Gather every line in the entries below that contains the word "Оригінальна" and copy each of those lines in full.

(Stored records)
※

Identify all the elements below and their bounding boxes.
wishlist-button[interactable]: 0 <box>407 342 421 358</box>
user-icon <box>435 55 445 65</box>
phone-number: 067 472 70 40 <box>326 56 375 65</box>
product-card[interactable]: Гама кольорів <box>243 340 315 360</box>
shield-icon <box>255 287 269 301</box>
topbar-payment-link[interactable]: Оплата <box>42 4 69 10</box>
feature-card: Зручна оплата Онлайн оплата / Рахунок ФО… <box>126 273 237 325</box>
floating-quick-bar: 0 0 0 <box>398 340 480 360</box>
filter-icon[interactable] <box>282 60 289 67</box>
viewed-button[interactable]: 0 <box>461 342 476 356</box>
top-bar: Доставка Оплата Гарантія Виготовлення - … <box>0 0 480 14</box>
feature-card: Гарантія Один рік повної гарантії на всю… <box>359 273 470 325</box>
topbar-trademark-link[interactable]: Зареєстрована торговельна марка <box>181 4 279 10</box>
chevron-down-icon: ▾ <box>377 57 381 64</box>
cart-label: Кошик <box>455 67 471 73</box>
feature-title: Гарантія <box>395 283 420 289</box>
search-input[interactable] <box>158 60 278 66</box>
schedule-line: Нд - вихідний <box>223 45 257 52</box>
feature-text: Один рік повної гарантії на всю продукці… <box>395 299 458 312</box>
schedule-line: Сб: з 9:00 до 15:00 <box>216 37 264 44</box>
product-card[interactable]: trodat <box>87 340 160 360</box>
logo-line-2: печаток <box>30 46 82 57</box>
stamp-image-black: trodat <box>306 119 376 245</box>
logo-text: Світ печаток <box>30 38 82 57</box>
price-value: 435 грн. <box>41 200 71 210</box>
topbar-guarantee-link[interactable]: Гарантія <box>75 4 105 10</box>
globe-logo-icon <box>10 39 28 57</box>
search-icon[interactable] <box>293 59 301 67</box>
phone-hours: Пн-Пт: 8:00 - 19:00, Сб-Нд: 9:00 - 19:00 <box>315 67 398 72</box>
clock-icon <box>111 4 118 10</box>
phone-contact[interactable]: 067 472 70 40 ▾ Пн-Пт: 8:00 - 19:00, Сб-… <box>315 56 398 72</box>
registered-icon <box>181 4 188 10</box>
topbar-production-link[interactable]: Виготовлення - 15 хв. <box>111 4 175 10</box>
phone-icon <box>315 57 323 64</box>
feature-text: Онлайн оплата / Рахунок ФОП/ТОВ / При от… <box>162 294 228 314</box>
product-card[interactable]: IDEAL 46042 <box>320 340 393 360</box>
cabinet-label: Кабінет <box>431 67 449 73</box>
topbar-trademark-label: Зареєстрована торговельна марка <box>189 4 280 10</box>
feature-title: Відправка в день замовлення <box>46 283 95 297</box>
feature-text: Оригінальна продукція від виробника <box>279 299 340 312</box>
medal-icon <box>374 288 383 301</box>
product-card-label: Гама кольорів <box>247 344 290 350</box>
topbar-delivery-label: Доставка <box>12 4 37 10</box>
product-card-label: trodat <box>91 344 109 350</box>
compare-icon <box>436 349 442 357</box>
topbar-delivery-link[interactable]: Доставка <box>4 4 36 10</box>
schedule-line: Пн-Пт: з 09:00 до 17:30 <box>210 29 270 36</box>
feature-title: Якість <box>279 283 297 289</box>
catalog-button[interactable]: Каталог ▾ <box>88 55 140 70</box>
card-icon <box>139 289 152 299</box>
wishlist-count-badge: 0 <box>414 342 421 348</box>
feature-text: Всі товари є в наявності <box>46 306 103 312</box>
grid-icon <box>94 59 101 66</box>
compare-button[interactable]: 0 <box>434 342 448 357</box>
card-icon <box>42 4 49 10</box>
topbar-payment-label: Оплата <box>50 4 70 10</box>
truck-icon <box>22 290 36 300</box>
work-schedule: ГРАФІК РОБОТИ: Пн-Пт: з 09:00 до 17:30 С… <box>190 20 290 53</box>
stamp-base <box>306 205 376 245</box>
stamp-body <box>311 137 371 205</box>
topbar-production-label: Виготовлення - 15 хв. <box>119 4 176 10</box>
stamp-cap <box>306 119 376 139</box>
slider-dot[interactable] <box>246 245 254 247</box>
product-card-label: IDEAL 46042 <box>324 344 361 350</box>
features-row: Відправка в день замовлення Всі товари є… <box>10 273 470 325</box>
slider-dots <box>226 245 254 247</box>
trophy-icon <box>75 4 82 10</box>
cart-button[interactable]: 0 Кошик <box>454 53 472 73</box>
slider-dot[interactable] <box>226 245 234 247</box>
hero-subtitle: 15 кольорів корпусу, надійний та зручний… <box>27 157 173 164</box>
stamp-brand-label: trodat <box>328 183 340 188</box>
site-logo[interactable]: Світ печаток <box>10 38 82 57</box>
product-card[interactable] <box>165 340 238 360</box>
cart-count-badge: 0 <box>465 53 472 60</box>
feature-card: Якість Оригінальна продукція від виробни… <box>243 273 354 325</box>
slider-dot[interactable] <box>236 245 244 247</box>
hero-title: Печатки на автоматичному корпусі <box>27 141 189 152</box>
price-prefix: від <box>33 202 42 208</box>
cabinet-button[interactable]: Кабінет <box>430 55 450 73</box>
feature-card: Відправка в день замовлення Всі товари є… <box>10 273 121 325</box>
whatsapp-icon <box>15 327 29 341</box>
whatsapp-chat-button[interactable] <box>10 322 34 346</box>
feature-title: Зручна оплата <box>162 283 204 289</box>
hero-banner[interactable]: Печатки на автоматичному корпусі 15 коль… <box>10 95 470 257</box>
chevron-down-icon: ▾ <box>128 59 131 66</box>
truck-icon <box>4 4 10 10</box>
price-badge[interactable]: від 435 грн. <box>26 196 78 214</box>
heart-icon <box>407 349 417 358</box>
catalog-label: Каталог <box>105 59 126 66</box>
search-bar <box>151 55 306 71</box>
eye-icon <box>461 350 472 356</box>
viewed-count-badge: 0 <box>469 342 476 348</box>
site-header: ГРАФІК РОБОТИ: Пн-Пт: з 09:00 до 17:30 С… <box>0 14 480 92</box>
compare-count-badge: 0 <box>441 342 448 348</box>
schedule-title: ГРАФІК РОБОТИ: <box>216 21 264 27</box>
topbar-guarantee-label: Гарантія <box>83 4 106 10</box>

※

§ **OUTPUT OF THE EXERCISE**
feature-text: Оригінальна продукція від виробника <box>279 299 340 312</box>
feature-card: Якість Оригінальна продукція від виробни… <box>243 273 354 325</box>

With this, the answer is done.